▸ **Work order**: Give back the full listing exactly as written.

══════════

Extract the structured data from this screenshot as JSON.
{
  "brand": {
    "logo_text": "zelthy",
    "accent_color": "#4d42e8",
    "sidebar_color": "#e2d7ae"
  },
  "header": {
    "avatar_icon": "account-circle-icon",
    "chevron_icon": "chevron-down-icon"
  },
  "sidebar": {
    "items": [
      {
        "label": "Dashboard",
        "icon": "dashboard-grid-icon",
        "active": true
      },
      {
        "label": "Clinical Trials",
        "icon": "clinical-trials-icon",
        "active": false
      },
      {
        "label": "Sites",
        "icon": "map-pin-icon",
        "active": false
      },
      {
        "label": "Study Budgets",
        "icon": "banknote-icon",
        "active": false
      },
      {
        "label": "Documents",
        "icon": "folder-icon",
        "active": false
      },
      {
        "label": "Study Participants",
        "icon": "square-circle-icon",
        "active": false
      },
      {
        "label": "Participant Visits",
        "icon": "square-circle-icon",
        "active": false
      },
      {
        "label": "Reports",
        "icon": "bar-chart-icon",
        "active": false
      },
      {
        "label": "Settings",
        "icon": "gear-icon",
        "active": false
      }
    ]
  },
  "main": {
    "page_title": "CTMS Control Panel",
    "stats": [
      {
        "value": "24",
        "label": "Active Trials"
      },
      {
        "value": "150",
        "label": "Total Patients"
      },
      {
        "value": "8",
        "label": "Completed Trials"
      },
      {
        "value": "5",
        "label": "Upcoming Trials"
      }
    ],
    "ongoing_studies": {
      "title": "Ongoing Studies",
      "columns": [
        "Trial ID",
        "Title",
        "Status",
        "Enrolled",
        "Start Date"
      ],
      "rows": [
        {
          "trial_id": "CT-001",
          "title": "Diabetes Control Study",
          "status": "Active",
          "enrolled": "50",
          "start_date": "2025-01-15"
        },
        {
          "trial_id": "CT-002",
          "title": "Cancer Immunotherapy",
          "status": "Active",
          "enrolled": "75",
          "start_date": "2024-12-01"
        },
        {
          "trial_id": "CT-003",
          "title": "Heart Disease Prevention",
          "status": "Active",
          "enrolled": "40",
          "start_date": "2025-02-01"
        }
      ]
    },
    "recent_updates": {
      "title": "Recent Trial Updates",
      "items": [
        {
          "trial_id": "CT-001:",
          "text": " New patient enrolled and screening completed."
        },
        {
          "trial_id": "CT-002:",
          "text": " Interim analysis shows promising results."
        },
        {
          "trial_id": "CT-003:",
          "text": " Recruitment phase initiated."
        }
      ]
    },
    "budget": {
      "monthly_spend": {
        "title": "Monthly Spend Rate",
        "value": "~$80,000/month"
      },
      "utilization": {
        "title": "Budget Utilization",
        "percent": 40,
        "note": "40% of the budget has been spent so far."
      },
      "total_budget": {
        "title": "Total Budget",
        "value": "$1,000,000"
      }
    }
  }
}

══════════

▸ **Task output**:
Extract the structured data from this screenshot as JSON.
{
  "brand": {
    "logo_text": "zelthy",
    "accent_color": "#4d42e8",
    "sidebar_color": "#e2d7ae"
  },
  "header": {
    "avatar_icon": "account-circle-icon",
    "chevron_icon": "chevron-down-icon"
  },
  "sidebar": {
    "items": [
      {
        "label": "Dashboard",
        "icon": "dashboard-grid-icon",
        "active": true
      },
      {
        "label": "Clinical Trials",
        "icon": "clinical-trials-icon",
        "active": false
      },
      {
        "label": "Sites",
        "icon": "map-pin-icon",
        "active": false
      },
      {
        "label": "Study Budgets",
        "icon": "banknote-icon",
        "active": false
      },
      {
        "label": "Documents",
        "icon": "folder-icon",
        "active": false
      },
      {
        "label": "Study Participants",
        "icon": "square-circle-icon",
        "active": false
      },
      {
        "label": "Participant Visits",
        "icon": "square-circle-icon",
        "active": false
      },
      {
        "label": "Reports",
        "icon": "bar-chart-icon",
        "active": false
      },
      {
        "label": "Settings",
        "icon": "gear-icon",
        "active": false
      }
    ]
  },
  "main": {
    "page_title": "CTMS Control Panel",
    "stats": [
      {
        "value": "24",
        "label": "Active Trials"
      },
      {
        "value": "150",
        "label": "Total Patients"
      },
      {
        "value": "8",
        "label": "Completed Trials"
      },
      {
        "value": "5",
        "label": "Upcoming Trials"
      }
    ],
    "ongoing_studies": {
      "title": "Ongoing Studies",
      "columns": [
        "Trial ID",
        "Title",
        "Status",
        "Enrolled",
        "Start Date"
      ],
      "rows": [
        {
          "trial_id": "CT-001",
          "title": "Diabetes Control Study",
          "status": "Active",
          "enrolled": "50",
          "start_date": "2025-01-15"
        },
        {
          "trial_id": "CT-002",
          "title": "Cancer Immunotherapy",
          "status": "Active",
          "enrolled": "75",
          "start_date": "2024-12-01"
        },
        {
          "trial_id": "CT-003",
          "title": "Heart Disease Prevention",
          "status": "Active",
          "enrolled": "40",
          "start_date": "2025-02-01"
        }
      ]
    },
    "recent_updates": {
      "title": "Recent Trial Updates",
      "items": [
        {
          "trial_id": "CT-001:",
          "text": " New patient enrolled and screening completed."
        },
        {
          "trial_id": "CT-002:",
          "text": " Interim analysis shows promising results."
        },
        {
          "trial_id": "CT-003:",
          "text": " Recruitment phase initiated."
        }
      ]
    },
    "budget": {
      "monthly_spend": {
        "title": "Monthly Spend Rate",
        "value": "~$80,000/month"
      },
      "utilization": {
        "title": "Budget Utilization",
        "percent": 40,
        "note": "40% of the budget has been spent so far."
      },
      "total_budget": {
        "title": "Total Budget",
        "value": "$1,000,000"
      }
    }
  }
}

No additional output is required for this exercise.